Daftar tugas
**a)** Jawab pertanyaan berikut berdasarkan teks tentang panggilan "Nyak":
(i) Dulu, seberapa sering panggilan itu diteriakkan di telinga penulis?
(ii) Pertanyaan apa yang sering diajukan melalui telepon genggam?
(iii) Menurut teks itu, bagaimana sikap penulis ketika mereka berhadapan?
**b)** Teruskan teks tentang panggilan "Nyak" mulai sesudah kalimat terakhirnya.

Kutipan teks
——————
Selasa, 09 Maret 2010

Nyak!

“Nyak!”

Aku rindu panggilan itu. Lama tak lagi mengiang ditelingaku. Dulu, paling tidak seminggu sekali kau pasti meneriakkannya di telingaku. Lalu bertukar cerita di antara kita. Walau hanya tiga atau lima menit. Tapi dari tutur kata itu aku menyadari bahwa kau mencintaiku. Kau menyayangiku dengan tulus. Kau ingin melindungiku sepenuh hati. Maka sering kau tanyakan “Nyak peu haba?” melalui telepon genggammu.

Aku begitu senang ketika kau memanggilku dengan nama itu. Bahagia. Mengharu biru rasanya. Sebab hanya aku yang dipanggil dengan sebutan itu. Nyak! Aku merasa disayangi, dicintai sepenuh hati.

Tetapi anehnya ketika kita berhadapan aku menjadi begitu kaku. Tak tahu harus berbicara apa. Seperti gugup dan rasa enggan untuk bertatap muka. Kita memang dekat tetapi jarang sekali bercengkerama. Dan anehnya, bila fisik kita bertemu seolah kita tak membutuhkan kata. Kita dua orang berbeda dengan sifat dan karakter yang sama. Untuk itu kita tak pernah saling protes.

Lalu aku tiba-tiba merasa sangat dekat denganmu. Yah, sangat dekat. Kedekatan tanpa sekat yang pernah kurasakan seumur hidupku bersamamu. Kita bercengkerama. Kita berbicara. Kau menemaniku. Tapi aku tak lagi pernah mendengarmu memanggilku “Nyak”
——————
Baris data
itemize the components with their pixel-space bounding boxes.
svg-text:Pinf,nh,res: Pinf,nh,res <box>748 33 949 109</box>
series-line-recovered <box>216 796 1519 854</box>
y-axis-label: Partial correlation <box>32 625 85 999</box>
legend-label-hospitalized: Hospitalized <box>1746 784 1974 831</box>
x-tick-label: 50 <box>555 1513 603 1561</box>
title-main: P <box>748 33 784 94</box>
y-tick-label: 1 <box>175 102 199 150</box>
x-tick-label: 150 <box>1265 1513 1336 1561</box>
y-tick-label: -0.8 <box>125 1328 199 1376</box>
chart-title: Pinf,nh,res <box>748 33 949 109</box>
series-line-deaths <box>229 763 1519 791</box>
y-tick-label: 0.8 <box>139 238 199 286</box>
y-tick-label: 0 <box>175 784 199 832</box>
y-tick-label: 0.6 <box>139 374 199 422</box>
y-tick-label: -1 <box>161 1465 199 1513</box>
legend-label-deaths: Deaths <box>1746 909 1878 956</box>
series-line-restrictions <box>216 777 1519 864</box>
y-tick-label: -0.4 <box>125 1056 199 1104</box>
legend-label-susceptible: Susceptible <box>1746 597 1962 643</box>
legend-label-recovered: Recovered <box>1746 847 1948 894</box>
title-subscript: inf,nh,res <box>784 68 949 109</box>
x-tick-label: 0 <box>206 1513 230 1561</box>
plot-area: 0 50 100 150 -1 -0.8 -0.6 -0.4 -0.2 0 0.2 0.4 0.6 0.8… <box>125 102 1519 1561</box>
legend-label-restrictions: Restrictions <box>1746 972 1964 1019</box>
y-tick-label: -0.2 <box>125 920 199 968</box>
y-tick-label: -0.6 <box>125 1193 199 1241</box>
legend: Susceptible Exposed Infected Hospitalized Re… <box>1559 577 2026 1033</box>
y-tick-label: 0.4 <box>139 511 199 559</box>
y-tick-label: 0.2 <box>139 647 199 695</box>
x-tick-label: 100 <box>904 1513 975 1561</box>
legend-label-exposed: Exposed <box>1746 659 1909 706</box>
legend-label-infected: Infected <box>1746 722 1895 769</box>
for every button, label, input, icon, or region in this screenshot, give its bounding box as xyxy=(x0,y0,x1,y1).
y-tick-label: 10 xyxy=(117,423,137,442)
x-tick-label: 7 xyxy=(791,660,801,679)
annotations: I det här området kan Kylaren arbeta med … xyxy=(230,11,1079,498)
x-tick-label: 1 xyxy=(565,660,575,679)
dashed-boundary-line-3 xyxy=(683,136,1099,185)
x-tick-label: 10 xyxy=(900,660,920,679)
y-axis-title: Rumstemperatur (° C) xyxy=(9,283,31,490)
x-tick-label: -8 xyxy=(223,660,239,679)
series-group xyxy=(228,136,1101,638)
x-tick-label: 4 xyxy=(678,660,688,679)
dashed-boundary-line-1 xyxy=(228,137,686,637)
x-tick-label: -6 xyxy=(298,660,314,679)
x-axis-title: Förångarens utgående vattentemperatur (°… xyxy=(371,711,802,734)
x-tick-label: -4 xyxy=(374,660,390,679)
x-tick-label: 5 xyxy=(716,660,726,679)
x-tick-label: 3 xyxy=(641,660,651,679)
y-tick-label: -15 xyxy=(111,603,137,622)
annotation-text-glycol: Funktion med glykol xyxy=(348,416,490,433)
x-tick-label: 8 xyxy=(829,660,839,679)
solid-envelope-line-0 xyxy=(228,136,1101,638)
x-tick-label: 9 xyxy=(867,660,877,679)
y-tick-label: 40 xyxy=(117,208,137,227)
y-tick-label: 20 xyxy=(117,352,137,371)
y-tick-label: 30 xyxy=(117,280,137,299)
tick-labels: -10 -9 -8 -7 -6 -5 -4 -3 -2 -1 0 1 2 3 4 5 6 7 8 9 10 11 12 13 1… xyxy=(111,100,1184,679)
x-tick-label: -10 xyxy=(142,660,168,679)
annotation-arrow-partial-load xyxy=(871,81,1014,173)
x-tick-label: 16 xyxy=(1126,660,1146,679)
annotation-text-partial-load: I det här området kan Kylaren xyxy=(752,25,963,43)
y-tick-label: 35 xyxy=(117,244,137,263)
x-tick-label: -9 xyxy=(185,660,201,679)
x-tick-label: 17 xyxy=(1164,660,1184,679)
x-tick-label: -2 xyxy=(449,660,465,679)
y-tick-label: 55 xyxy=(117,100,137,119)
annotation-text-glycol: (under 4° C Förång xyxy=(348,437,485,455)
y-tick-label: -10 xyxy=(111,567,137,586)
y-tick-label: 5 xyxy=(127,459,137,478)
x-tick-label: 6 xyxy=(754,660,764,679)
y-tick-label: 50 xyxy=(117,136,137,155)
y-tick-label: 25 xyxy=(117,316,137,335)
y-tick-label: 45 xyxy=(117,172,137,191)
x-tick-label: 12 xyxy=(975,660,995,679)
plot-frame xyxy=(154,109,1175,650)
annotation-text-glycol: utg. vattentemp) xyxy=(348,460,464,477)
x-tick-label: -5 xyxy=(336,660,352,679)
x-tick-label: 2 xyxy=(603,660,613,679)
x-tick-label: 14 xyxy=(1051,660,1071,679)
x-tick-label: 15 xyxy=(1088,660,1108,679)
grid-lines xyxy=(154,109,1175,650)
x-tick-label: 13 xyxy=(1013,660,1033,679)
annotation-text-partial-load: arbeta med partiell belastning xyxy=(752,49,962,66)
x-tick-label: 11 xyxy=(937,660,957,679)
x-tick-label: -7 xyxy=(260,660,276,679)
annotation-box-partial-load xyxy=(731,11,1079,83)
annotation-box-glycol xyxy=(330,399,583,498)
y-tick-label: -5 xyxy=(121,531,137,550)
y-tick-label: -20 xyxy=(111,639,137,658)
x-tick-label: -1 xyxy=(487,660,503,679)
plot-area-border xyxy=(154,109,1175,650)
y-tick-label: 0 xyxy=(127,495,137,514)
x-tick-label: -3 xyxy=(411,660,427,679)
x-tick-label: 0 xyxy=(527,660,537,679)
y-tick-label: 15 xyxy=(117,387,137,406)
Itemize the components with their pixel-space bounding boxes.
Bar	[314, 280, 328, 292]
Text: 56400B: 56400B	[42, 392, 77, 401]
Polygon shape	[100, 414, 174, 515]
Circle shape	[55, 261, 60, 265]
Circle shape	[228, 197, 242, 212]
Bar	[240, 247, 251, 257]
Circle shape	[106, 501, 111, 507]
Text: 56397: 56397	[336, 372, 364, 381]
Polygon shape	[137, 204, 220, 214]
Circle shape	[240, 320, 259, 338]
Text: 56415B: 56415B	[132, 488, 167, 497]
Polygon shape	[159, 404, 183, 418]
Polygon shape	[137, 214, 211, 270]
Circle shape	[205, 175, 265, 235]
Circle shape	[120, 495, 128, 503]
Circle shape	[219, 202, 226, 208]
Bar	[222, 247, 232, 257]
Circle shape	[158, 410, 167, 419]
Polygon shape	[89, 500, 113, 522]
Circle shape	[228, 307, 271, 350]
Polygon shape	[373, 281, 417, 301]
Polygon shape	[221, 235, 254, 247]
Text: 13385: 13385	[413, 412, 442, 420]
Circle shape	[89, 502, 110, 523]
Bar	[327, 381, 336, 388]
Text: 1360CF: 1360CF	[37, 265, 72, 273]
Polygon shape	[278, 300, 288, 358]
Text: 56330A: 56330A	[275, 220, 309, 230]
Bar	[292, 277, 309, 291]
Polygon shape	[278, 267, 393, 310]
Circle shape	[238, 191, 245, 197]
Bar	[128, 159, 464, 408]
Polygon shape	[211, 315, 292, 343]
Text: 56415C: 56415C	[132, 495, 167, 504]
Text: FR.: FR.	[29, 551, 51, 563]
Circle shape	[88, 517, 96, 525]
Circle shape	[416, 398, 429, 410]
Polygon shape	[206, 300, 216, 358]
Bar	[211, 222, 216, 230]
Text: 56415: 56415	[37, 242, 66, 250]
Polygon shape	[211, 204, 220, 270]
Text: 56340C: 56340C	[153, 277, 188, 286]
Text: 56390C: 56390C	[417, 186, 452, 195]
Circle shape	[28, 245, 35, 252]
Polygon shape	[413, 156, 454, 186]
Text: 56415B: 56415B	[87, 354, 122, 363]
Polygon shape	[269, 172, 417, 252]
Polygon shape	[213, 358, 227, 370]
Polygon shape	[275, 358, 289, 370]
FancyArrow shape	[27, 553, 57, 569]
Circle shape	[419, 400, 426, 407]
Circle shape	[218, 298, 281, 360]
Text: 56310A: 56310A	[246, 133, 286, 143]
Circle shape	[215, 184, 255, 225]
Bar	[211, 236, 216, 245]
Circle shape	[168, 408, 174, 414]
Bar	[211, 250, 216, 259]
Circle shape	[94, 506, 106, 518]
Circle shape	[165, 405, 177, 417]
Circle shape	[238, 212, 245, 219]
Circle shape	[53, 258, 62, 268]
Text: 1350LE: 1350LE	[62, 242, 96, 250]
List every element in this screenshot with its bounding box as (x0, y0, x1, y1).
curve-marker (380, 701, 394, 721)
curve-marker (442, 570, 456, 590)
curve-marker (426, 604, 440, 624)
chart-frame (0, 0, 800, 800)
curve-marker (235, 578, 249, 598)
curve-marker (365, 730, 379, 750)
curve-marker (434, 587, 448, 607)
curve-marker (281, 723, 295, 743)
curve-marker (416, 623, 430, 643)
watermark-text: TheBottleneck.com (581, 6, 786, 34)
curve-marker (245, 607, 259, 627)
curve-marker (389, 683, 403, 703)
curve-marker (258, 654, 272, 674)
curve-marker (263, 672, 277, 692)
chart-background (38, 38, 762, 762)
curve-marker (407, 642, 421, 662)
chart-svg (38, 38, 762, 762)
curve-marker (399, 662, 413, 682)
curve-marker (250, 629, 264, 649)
——————
Jawaban per tugas
**a)**
(i) Paling tidak seminggu sekali.
(ii) "Nyak peu haba?"
(iii) Penulis menjadi begitu kaku dan tak tahu harus berbicara apa.

**b)**
Bahkan aku tak menyangka akhirnya kau menyuruhku menulis. Hal yang sama sekali tak pernah kau ketahui selama ini. Dan aku tak pernah menceritakannya kepadamu. Bagaimana mungkin, bagaimana bisa, bagaimana kau tahu kalau aku suka menulis. Bahkan aku tak pernah membuat surat cinta kepadamu. Selain surat-surat usang dengan isi yang singkat ......”Aku butuh uang”. Tapi dalam mimpi-mimpiku semuanya terjadi dengan begitu indah.

Aku mengingat-ngingat. Kedekatan kita dimulai sehari setelah kau jauh dariku, dari kami semua. Yah...sehari setelah itu. Saat aku hanya bisa melihat bayang-bayangmu berdiri di pintu dekat dapur rumah kita. Lalu aku berlari ke kamarmu, aku menangis tersedu di sana. Aku melihatmu, tapi aku tak bisa menyentuhmu.

Tak mampu aku mengingat semua kejadian yang memisahkan kita. Semuanya berlalu begitu cepat. Tanpa terduga. Bahkan tanpa salam perpisahan. Hanya kilatan matamu untuk terakhir kalinya yang hingga sekarang bermain dalam ingatanku. Tapi caraku mencintaimu memang begitu. Bukan aku tak ingin menangis ketika itu. Bukan karena aku takut kehilanganmu ketika itu. Tapi karena aku selalu berharap kau pulang dengan kilatan mata yang berbeda.

Aku terhenyak. Kau pulang dengan mata mengatup. Pun begitu aku tak menangis begitu keras. Aku menahan untuk tak meraung-raung. Aku tak lupa ingatan. Kain kafan itu...selamanya aku tak pernah lupa seperti apa bentuknya. Yang terfikirkan ketika itu adalah kita telah terpisah. Jarak yang jauh. Lintasan waktu yang tak bisa diprediksi. Tapi pelan-pelan kedekatan di antara kita mulai menghinggapi.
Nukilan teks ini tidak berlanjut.